[Stated task] Leave out the pictures and copy everything else in the entries exactly.

[Data for processing]
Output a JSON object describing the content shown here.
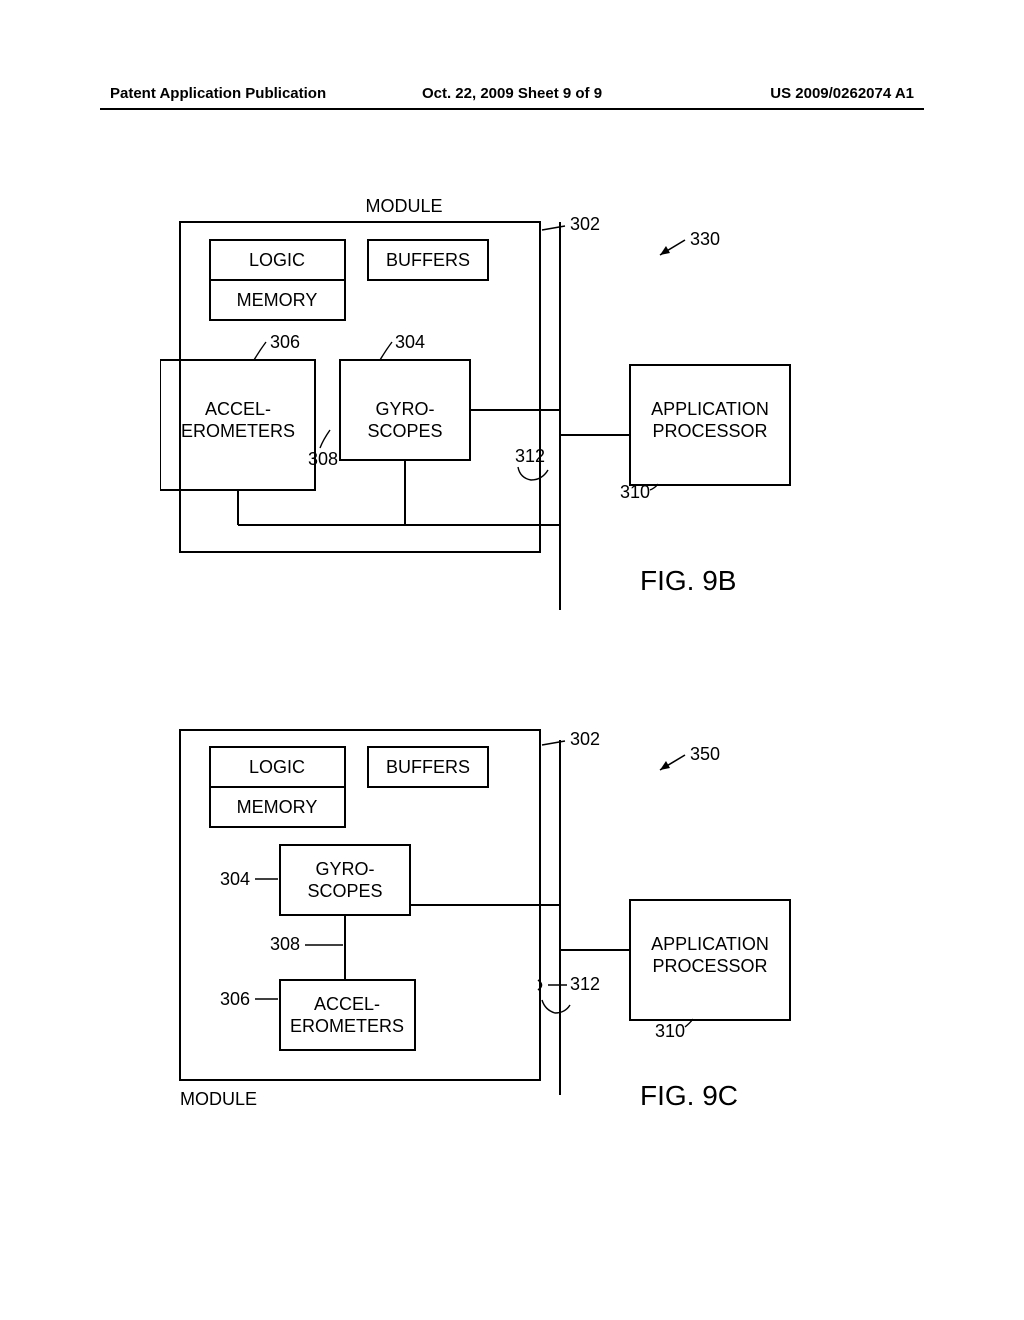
{
  "header": {
    "publication_type": "Patent Application Publication",
    "date_sheet": "Oct. 22, 2009  Sheet 9 of 9",
    "pub_number": "US 2009/0262074 A1"
  },
  "fig9b": {
    "module_label": "MODULE",
    "logic": "LOGIC",
    "memory": "MEMORY",
    "buffers": "BUFFERS",
    "accel_line1": "ACCEL-",
    "accel_line2": "EROMETERS",
    "gyro_line1": "GYRO-",
    "gyro_line2": "SCOPES",
    "app_line1": "APPLICATION",
    "app_line2": "PROCESSOR",
    "ref_302": "302",
    "ref_304": "304",
    "ref_306": "306",
    "ref_308": "308",
    "ref_310": "310",
    "ref_312": "312",
    "ref_330": "330",
    "caption": "FIG. 9B"
  },
  "fig9c": {
    "module_label": "MODULE",
    "logic": "LOGIC",
    "memory": "MEMORY",
    "buffers": "BUFFERS",
    "accel_line1": "ACCEL-",
    "accel_line2": "EROMETERS",
    "gyro_line1": "GYRO-",
    "gyro_line2": "SCOPES",
    "app_line1": "APPLICATION",
    "app_line2": "PROCESSOR",
    "ref_302": "302",
    "ref_304": "304",
    "ref_306": "306",
    "ref_308": "308",
    "ref_310": "310",
    "ref_312": "312",
    "ref_350": "350",
    "caption": "FIG. 9C"
  }
}
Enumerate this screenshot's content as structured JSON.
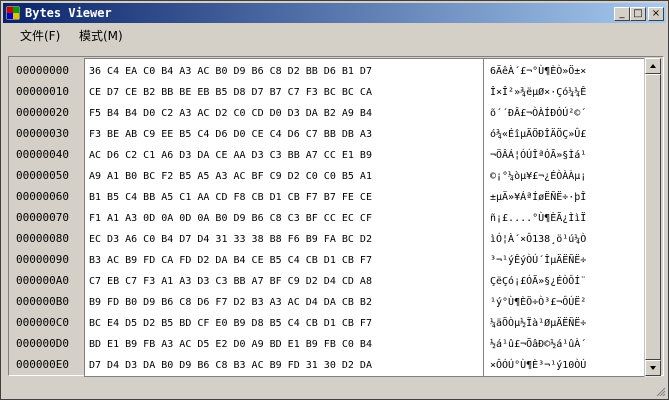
{
  "window": {
    "title": "Bytes Viewer"
  },
  "title_buttons": {
    "minimize": "_",
    "maximize": "□",
    "close": "×"
  },
  "menu": [
    {
      "label": "文件(F)"
    },
    {
      "label": "模式(M)"
    }
  ],
  "rows": [
    {
      "addr": "00000000",
      "hex": "36 C4 EA C0 B4 A3 AC B0  D9 B6 C8 D2 BB D6 B1 D7",
      "ascii": "6ÄêÀ´£¬°Ù¶ÈÒ»Ö±×"
    },
    {
      "addr": "00000010",
      "hex": "CE D7 CE B2 BB BE EB B5  D8 D7 B7 C7 F3 BC BC CA",
      "ascii": "Î×Î²»¾ëµØ×·Çó¼¼Ê"
    },
    {
      "addr": "00000020",
      "hex": "F5 B4 B4 D0 C2 A3 AC D2  C0 CD D0 D3 DA B2 A9 B4",
      "ascii": "õ´´ÐÂ£¬ÒÀÍÐÓÚ²©´"
    },
    {
      "addr": "00000030",
      "hex": "F3 BE AB C9 EE B5 C4 D6  D0 CE C4 D6 C7 BB DB A3",
      "ascii": "ó¾«ÉîµÄÖÐÎÄÖÇ»Û£"
    },
    {
      "addr": "00000040",
      "hex": "AC D6 C2 C1 A6 D3 DA CE  AA D3 C3 BB A7 CC E1 B9",
      "ascii": "¬ÖÂÁ¦ÓÚÎªÓÃ»§Ìá¹"
    },
    {
      "addr": "00000050",
      "hex": "A9 A1 B0 BC F2 B5 A5 A3  AC BF C9 D2 C0 C0 B5 A1",
      "ascii": "©¡°¼òµ¥£¬¿ÉÒÀÀµ¡"
    },
    {
      "addr": "00000060",
      "hex": "B1 B5 C4 BB A5 C1 AA CD  F8 CB D1 CB F7 B7 FE CE",
      "ascii": "±µÄ»¥ÁªÍøËÑË÷·þÎ"
    },
    {
      "addr": "00000070",
      "hex": "F1 A1 A3 0D 0A 0D 0A B0  D9 B6 C8 C3 BF CC EC CF",
      "ascii": "ñ¡£....°Ù¶ÈÃ¿ÌìÏ"
    },
    {
      "addr": "00000080",
      "hex": "EC D3 A6 C0 B4 D7 D4 31  33 38 B8 F6 B9 FA BC D2",
      "ascii": "ìÓ¦À´×Ô138¸ö¹ú¼Ò"
    },
    {
      "addr": "00000090",
      "hex": "B3 AC B9 FD CA FD D2 DA  B4 CE B5 C4 CB D1 CB F7",
      "ascii": "³¬¹ýÊýÒÚ´ÎµÄËÑË÷"
    },
    {
      "addr": "000000A0",
      "hex": "C7 EB C7 F3 A1 A3 D3 C3  BB A7 BF C9 D2 D4 CD A8",
      "ascii": "ÇëÇó¡£ÓÃ»§¿ÉÒÔÍ¨"
    },
    {
      "addr": "000000B0",
      "hex": "B9 FD B0 D9 B6 C8 D6 F7  D2 B3 A3 AC D4 DA CB B2",
      "ascii": "¹ý°Ù¶ÈÖ÷Ò³£¬ÔÚË²"
    },
    {
      "addr": "000000C0",
      "hex": "BC E4 D5 D2 B5 BD CF E0  B9 D8 B5 C4 CB D1 CB F7",
      "ascii": "¼äÕÒµ½Ïà¹ØµÄËÑË÷"
    },
    {
      "addr": "000000D0",
      "hex": "BD E1 B9 FB A3 AC D5 E2  D0 A9 BD E1 B9 FB C0 B4",
      "ascii": "½á¹û£¬ÕâÐ©½á¹ûÀ´"
    },
    {
      "addr": "000000E0",
      "hex": "D7 D4 D3 DA B0 D9 B6 C8  B3 AC B9 FD 31 30 D2 DA",
      "ascii": "×ÔÓÚ°Ù¶È³¬¹ý10ÒÚ"
    }
  ]
}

[Output of the task]
Output a JSON object describing the content shown here.
{
  "header": {
    "publication_type": "Patent Application Publication",
    "date_sheet": "Oct. 22, 2009  Sheet 9 of 9",
    "pub_number": "US 2009/0262074 A1"
  },
  "fig9b": {
    "module_label": "MODULE",
    "logic": "LOGIC",
    "memory": "MEMORY",
    "buffers": "BUFFERS",
    "accel_line1": "ACCEL-",
    "accel_line2": "EROMETERS",
    "gyro_line1": "GYRO-",
    "gyro_line2": "SCOPES",
    "app_line1": "APPLICATION",
    "app_line2": "PROCESSOR",
    "ref_302": "302",
    "ref_304": "304",
    "ref_306": "306",
    "ref_308": "308",
    "ref_310": "310",
    "ref_312": "312",
    "ref_330": "330",
    "caption": "FIG. 9B"
  },
  "fig9c": {
    "module_label": "MODULE",
    "logic": "LOGIC",
    "memory": "MEMORY",
    "buffers": "BUFFERS",
    "accel_line1": "ACCEL-",
    "accel_line2": "EROMETERS",
    "gyro_line1": "GYRO-",
    "gyro_line2": "SCOPES",
    "app_line1": "APPLICATION",
    "app_line2": "PROCESSOR",
    "ref_302": "302",
    "ref_304": "304",
    "ref_306": "306",
    "ref_308": "308",
    "ref_310": "310",
    "ref_312": "312",
    "ref_350": "350",
    "caption": "FIG. 9C"
  }
}
Enumerate this screenshot's content as structured JSON.
{
  "window": {
    "title": "Bytes Viewer"
  },
  "title_buttons": {
    "minimize": "_",
    "maximize": "□",
    "close": "×"
  },
  "menu": [
    {
      "label": "文件(F)"
    },
    {
      "label": "模式(M)"
    }
  ],
  "rows": [
    {
      "addr": "00000000",
      "hex": "36 C4 EA C0 B4 A3 AC B0  D9 B6 C8 D2 BB D6 B1 D7",
      "ascii": "6ÄêÀ´£¬°Ù¶ÈÒ»Ö±×"
    },
    {
      "addr": "00000010",
      "hex": "CE D7 CE B2 BB BE EB B5  D8 D7 B7 C7 F3 BC BC CA",
      "ascii": "Î×Î²»¾ëµØ×·Çó¼¼Ê"
    },
    {
      "addr": "00000020",
      "hex": "F5 B4 B4 D0 C2 A3 AC D2  C0 CD D0 D3 DA B2 A9 B4",
      "ascii": "õ´´ÐÂ£¬ÒÀÍÐÓÚ²©´"
    },
    {
      "addr": "00000030",
      "hex": "F3 BE AB C9 EE B5 C4 D6  D0 CE C4 D6 C7 BB DB A3",
      "ascii": "ó¾«ÉîµÄÖÐÎÄÖÇ»Û£"
    },
    {
      "addr": "00000040",
      "hex": "AC D6 C2 C1 A6 D3 DA CE  AA D3 C3 BB A7 CC E1 B9",
      "ascii": "¬ÖÂÁ¦ÓÚÎªÓÃ»§Ìá¹"
    },
    {
      "addr": "00000050",
      "hex": "A9 A1 B0 BC F2 B5 A5 A3  AC BF C9 D2 C0 C0 B5 A1",
      "ascii": "©¡°¼òµ¥£¬¿ÉÒÀÀµ¡"
    },
    {
      "addr": "00000060",
      "hex": "B1 B5 C4 BB A5 C1 AA CD  F8 CB D1 CB F7 B7 FE CE",
      "ascii": "±µÄ»¥ÁªÍøËÑË÷·þÎ"
    },
    {
      "addr": "00000070",
      "hex": "F1 A1 A3 0D 0A 0D 0A B0  D9 B6 C8 C3 BF CC EC CF",
      "ascii": "ñ¡£....°Ù¶ÈÃ¿ÌìÏ"
    },
    {
      "addr": "00000080",
      "hex": "EC D3 A6 C0 B4 D7 D4 31  33 38 B8 F6 B9 FA BC D2",
      "ascii": "ìÓ¦À´×Ô138¸ö¹ú¼Ò"
    },
    {
      "addr": "00000090",
      "hex": "B3 AC B9 FD CA FD D2 DA  B4 CE B5 C4 CB D1 CB F7",
      "ascii": "³¬¹ýÊýÒÚ´ÎµÄËÑË÷"
    },
    {
      "addr": "000000A0",
      "hex": "C7 EB C7 F3 A1 A3 D3 C3  BB A7 BF C9 D2 D4 CD A8",
      "ascii": "ÇëÇó¡£ÓÃ»§¿ÉÒÔÍ¨"
    },
    {
      "addr": "000000B0",
      "hex": "B9 FD B0 D9 B6 C8 D6 F7  D2 B3 A3 AC D4 DA CB B2",
      "ascii": "¹ý°Ù¶ÈÖ÷Ò³£¬ÔÚË²"
    },
    {
      "addr": "000000C0",
      "hex": "BC E4 D5 D2 B5 BD CF E0  B9 D8 B5 C4 CB D1 CB F7",
      "ascii": "¼äÕÒµ½Ïà¹ØµÄËÑË÷"
    },
    {
      "addr": "000000D0",
      "hex": "BD E1 B9 FB A3 AC D5 E2  D0 A9 BD E1 B9 FB C0 B4",
      "ascii": "½á¹û£¬ÕâÐ©½á¹ûÀ´"
    },
    {
      "addr": "000000E0",
      "hex": "D7 D4 D3 DA B0 D9 B6 C8  B3 AC B9 FD 31 30 D2 DA",
      "ascii": "×ÔÓÚ°Ù¶È³¬¹ý10ÒÚ"
    }
  ]
}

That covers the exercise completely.